■ Exercise task ■
Find the string "leading" in the records. Copy every line it appears in.

■ Listed entries ■
===============

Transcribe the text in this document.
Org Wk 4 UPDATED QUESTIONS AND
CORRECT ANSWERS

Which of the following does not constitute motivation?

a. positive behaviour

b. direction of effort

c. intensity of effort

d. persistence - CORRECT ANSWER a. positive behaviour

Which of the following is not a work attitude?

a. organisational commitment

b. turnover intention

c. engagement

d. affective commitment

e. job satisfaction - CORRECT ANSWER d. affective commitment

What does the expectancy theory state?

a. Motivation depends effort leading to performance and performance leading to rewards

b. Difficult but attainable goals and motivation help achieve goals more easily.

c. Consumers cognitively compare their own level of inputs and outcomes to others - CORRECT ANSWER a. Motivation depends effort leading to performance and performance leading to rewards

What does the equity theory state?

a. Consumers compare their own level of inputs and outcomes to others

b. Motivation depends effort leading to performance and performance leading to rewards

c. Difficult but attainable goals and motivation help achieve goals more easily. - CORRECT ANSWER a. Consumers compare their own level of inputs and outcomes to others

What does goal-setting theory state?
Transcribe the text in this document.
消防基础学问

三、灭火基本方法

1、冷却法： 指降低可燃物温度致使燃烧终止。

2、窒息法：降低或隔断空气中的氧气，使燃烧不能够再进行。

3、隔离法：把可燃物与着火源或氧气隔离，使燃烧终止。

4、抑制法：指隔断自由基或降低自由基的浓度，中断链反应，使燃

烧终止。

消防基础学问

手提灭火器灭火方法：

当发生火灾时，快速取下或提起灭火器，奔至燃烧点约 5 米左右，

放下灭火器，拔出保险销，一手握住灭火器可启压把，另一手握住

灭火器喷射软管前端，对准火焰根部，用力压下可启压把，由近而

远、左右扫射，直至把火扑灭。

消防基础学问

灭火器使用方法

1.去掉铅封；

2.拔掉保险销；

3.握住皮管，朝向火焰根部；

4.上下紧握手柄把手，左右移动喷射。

===============

■ Response ■
a. Motivation depends effort leading to performance and performance leading to rewards
c. Consumers cognitively compare their own level of inputs and outcomes to others - CORRECT ANSWER a. Motivation depends effort leading to performance and performance leading to rewards
b. Motivation depends effort leading to performance and performance leading to rewards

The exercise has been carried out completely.